*The problem*. Pick out the lines below that contain the string "into" and copy them all.

Chart and figure data:
▶

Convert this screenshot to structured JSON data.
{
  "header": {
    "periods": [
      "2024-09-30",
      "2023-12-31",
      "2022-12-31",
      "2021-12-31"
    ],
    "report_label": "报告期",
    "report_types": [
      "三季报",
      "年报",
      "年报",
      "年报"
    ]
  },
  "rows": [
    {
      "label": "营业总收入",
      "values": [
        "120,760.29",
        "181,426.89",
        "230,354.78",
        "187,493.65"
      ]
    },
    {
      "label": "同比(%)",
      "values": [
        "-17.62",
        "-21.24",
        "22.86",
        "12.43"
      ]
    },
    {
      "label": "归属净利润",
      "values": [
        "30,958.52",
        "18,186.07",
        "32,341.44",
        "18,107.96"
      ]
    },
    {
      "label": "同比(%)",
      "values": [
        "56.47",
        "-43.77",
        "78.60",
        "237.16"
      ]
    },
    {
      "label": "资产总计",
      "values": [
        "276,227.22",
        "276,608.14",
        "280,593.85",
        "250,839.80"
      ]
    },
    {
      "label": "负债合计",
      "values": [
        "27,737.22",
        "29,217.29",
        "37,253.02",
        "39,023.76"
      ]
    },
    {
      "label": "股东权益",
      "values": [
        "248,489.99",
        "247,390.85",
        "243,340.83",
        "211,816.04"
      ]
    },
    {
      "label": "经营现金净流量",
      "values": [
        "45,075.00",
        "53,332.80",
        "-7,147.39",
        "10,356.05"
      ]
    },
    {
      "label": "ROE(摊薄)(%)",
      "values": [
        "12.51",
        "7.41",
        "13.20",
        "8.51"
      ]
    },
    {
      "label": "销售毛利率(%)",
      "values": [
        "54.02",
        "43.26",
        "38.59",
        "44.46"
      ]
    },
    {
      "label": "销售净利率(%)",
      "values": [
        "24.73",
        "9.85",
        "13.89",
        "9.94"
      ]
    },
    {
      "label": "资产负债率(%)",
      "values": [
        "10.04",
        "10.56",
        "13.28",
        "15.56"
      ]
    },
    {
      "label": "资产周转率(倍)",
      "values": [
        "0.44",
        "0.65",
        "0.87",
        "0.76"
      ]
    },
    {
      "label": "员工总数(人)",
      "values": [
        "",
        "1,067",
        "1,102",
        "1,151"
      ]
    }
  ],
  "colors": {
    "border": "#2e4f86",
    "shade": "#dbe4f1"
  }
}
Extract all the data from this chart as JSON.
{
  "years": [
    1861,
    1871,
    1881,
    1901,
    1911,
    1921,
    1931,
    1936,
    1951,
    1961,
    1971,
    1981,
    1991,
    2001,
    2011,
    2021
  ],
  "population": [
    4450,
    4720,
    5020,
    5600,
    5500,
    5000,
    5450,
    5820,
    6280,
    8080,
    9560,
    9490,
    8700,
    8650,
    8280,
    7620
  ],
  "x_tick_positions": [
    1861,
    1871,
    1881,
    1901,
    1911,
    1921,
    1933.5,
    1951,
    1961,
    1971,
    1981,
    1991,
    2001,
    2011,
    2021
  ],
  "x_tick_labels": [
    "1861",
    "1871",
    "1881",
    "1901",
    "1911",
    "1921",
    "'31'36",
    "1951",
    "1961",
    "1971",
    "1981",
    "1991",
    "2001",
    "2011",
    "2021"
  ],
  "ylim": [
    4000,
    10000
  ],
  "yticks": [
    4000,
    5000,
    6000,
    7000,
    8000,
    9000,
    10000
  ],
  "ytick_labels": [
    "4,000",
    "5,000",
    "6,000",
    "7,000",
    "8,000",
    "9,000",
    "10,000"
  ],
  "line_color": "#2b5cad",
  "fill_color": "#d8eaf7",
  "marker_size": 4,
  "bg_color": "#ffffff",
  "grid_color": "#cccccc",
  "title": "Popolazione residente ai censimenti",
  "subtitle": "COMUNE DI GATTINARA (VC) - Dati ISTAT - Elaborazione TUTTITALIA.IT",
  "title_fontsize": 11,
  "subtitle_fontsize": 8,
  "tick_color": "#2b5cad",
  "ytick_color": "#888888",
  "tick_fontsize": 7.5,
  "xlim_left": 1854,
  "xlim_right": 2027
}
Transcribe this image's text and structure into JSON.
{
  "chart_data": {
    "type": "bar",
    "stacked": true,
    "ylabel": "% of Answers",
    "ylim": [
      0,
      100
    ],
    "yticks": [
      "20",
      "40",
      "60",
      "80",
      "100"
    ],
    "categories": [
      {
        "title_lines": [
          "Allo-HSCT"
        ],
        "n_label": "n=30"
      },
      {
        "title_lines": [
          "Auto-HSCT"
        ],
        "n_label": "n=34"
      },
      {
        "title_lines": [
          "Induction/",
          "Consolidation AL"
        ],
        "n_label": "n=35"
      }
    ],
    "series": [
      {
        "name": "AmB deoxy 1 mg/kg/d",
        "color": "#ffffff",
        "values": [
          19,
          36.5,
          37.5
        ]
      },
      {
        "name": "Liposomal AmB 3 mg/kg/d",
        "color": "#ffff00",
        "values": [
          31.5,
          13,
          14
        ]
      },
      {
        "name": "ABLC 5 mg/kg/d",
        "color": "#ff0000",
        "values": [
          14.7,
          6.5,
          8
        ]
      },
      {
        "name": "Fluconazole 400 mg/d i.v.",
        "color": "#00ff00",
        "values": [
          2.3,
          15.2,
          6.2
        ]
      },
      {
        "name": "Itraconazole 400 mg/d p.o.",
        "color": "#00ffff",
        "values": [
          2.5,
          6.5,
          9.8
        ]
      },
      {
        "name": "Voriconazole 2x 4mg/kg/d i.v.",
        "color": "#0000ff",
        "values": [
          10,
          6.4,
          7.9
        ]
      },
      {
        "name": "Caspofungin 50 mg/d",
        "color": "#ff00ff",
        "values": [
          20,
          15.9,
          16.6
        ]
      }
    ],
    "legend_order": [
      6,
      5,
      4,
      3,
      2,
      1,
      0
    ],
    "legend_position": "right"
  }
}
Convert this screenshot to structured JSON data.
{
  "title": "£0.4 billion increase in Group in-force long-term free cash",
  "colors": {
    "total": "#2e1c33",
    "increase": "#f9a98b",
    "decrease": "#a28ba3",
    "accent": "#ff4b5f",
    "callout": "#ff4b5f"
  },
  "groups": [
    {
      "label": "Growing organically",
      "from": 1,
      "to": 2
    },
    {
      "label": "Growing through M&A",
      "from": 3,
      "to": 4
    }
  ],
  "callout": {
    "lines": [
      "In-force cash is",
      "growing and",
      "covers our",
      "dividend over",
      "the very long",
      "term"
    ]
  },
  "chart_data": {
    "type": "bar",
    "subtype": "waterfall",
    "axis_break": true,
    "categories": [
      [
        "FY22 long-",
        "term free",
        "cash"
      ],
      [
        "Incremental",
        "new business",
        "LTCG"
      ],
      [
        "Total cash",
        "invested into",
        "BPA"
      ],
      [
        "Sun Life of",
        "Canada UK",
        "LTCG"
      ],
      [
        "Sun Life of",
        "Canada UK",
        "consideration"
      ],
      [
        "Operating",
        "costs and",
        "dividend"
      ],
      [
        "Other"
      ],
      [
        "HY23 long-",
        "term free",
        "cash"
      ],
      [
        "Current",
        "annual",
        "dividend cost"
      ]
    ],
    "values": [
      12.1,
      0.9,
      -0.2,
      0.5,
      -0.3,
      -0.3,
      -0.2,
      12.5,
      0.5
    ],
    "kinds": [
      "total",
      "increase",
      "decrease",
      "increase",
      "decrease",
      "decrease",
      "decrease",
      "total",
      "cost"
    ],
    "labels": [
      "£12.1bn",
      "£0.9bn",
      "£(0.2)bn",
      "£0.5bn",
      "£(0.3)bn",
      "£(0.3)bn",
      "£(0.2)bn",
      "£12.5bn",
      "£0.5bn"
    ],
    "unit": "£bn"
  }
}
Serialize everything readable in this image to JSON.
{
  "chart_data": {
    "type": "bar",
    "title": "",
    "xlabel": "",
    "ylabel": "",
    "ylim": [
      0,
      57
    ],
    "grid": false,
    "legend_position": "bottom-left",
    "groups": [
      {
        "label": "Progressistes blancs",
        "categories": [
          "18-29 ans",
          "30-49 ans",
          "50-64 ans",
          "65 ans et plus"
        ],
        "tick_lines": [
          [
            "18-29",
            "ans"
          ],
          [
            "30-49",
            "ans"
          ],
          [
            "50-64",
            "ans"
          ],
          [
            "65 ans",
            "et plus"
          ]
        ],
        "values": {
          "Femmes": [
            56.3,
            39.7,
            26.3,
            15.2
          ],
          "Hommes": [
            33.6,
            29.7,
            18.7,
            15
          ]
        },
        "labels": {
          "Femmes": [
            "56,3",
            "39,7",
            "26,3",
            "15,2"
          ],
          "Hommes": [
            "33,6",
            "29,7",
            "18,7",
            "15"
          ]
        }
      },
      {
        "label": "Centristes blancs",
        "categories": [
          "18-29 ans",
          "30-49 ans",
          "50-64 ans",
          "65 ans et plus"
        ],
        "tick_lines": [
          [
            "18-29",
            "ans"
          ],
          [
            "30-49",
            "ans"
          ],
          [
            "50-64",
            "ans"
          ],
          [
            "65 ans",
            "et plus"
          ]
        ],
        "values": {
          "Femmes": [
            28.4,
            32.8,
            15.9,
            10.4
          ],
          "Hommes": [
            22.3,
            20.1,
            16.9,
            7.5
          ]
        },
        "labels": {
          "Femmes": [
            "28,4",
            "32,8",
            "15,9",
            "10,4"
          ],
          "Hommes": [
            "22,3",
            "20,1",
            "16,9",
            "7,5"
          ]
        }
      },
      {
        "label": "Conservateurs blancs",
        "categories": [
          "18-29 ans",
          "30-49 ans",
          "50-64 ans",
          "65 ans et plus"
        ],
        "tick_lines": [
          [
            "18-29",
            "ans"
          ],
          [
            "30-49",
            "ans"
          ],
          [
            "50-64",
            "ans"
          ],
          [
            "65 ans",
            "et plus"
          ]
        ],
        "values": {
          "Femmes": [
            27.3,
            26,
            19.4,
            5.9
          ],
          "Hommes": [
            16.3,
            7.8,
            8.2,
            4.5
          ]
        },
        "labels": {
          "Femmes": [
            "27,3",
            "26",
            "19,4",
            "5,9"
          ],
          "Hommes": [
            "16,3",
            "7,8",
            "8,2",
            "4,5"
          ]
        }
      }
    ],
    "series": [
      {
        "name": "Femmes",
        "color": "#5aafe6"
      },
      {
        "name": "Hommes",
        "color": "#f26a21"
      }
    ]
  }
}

◀

*Exercise result*.
Transcribe this image's text and structure into JSON.
        "invested into",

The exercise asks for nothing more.